Dans l'Ethique, Spinoza traite longuement de l'imagination, et dans les Traités politiques de ce que Balibar a appelé l' " imaginaire politique ", avec en particulier le couple de termes civis/hostis tel qu'il fonctionne dans les passions nationalistes. Or il convient de noter que ces deux formes d'imagination ne sont pas homogènes : la première, générale, fonctionne à trois termes (bon, mauvais ou neutre, qui permet bien sûr l'information et la connaissance scientifique, comme le disait déjà Aristote dans le Traité de l'Ame), et suppose des motifs ; la seconde, politique, fonctionne à deux termes exclusifs et sans motifs, a priori, car d'autres causes que l'imagination interviennent. Difficulté à suivre.

Dans l'Ethique, III, Spinoza développe une longue théorie des passions sociales. Or il convient de noter que, essentielle, elle est en entier appuyée sur la notion d'imitation telle que précisée dans Ethique, III, 27 et scolie. Mais la démonstration de cette proposition est loin d'aller de soi.

A propos des rapports de Spinoza avec d'autres philosophies, ou la réciproque, je veux d'abord mentionner deux difficultés. L'anti-Descartes Althusser, Deleuze puis bien d'autres ont fait de Spinoza l'anti-Descartes par excellence. Il est vrai que Spinoza a été très moqueur vis-à-vis du Descartes du Traité des Passions de l'âme et du thème de la glande pinéale par exemple. Mais Spinoza est aussi un des premiers à avoir répandu une confusion à ce propos : il n'a pas vu la distinction essentielle que Descartes propose entre le fait que " l'âme exerce ses fonctions dans la glande pinéale ", organe centralisateur du corps, et le fait que " l'âme est jointe à tout le corps, à tout l'assemblage de ses organes " (articles 30 et 31).

__Consigne 1__. Reproduisez sans rien changer les lignes de la liste situées entre celle qui contient "y-tick-right: 0 % [493, 512, 508, 522]" et celle qui contient "os-value: Windows 10.0 [147, 167, 220, 179]", ces deux lignes incluses.
Le texte et la liste n'ont aucun rapport entre eux.

__Extrait de données__.
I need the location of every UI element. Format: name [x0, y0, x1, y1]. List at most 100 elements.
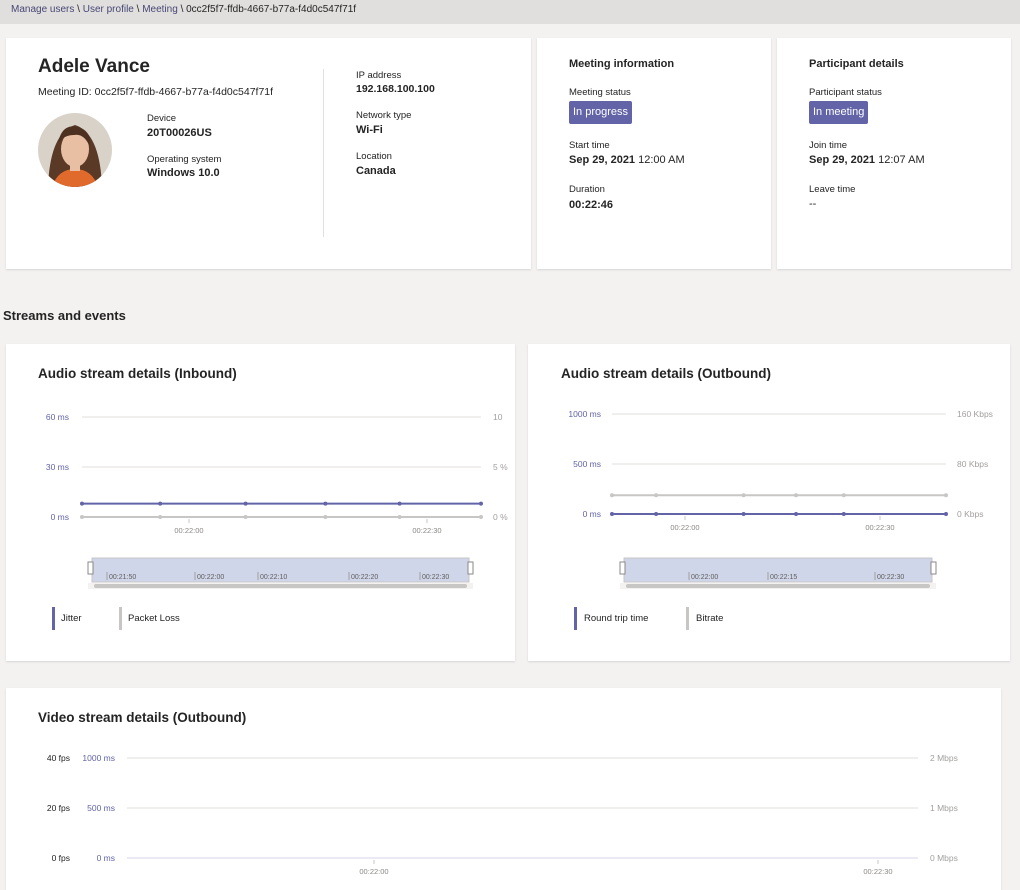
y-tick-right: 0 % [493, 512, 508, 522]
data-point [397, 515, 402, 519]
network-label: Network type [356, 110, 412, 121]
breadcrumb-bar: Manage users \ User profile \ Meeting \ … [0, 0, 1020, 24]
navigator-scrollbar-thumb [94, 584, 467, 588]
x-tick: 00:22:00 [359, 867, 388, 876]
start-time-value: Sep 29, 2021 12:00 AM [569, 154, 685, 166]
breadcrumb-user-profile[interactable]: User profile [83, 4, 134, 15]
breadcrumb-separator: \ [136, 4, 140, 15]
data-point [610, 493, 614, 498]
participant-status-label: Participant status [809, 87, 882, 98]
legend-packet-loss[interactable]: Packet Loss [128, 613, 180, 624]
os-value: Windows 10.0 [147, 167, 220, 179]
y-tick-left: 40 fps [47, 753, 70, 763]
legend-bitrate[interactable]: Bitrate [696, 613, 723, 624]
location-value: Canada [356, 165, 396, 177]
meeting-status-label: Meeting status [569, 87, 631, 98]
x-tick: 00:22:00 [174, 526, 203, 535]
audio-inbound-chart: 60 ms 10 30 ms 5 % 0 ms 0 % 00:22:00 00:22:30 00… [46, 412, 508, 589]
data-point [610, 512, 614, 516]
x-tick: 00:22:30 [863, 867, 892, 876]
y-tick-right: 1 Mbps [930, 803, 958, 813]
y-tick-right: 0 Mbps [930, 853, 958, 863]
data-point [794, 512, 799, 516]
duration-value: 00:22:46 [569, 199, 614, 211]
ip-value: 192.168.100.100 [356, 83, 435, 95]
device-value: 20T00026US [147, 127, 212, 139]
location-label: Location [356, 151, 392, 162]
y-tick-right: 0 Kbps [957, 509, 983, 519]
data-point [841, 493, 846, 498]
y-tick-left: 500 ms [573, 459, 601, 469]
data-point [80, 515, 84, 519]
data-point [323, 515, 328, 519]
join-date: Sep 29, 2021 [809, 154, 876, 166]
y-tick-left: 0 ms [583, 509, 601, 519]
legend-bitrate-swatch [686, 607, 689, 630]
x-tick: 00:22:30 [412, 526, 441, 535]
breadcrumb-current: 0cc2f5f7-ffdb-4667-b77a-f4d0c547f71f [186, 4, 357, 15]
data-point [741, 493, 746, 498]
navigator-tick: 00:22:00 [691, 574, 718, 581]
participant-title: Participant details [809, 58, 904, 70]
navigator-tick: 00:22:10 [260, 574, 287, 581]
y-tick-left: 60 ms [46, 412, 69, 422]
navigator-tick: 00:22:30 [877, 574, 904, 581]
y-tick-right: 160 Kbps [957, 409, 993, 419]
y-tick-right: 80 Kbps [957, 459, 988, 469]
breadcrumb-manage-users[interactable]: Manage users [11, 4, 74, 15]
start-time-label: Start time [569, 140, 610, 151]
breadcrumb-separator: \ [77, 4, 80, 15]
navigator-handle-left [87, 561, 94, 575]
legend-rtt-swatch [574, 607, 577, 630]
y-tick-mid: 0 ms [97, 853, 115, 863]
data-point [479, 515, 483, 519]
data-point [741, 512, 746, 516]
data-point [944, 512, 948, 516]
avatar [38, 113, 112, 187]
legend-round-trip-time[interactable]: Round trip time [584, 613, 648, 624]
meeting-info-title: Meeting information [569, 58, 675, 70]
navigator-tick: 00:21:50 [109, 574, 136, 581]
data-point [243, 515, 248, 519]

__Consigne 2__.
Pour chaque affirmation, dites si elle correspond au texte sur Spinoza en répondant par oui ou par non, puis citez mot pour mot le passage qui permet de trancher.
(a) Spinoza s'est moqué du thème de la glande pinéale chez Descartes.
(b) L'imagination politique fonctionne à trois termes.
(c) La théorie des passions sociales de l'Ethique, III repose tout entière sur la notion d'imitation.

__Corrigé 1__.
y-tick-right: 0 % [493, 512, 508, 522]
data-point [397, 515, 402, 519]
network-label: Network type [356, 110, 412, 121]
breadcrumb-bar: Manage users \ User profile \ Meeting \ … [0, 0, 1020, 24]
navigator-scrollbar-thumb [94, 584, 467, 588]
x-tick: 00:22:00 [359, 867, 388, 876]
start-time-value: Sep 29, 2021 12:00 AM [569, 154, 685, 166]
breadcrumb-user-profile[interactable]: User profile [83, 4, 134, 15]
breadcrumb-separator: \ [136, 4, 140, 15]
data-point [610, 493, 614, 498]
participant-status-label: Participant status [809, 87, 882, 98]
legend-packet-loss[interactable]: Packet Loss [128, 613, 180, 624]
os-value: Windows 10.0 [147, 167, 220, 179]

__Corrigé 2__.
(a) Oui : « Spinoza a été très moqueur vis-à-vis du Descartes du Traité des Passions de l'âme et du thème de la glande pinéale »
(b) Non : « la seconde, politique, fonctionne à deux termes exclusifs et sans motifs »
(c) Oui : « elle est en entier appuyée sur la notion d'imitation »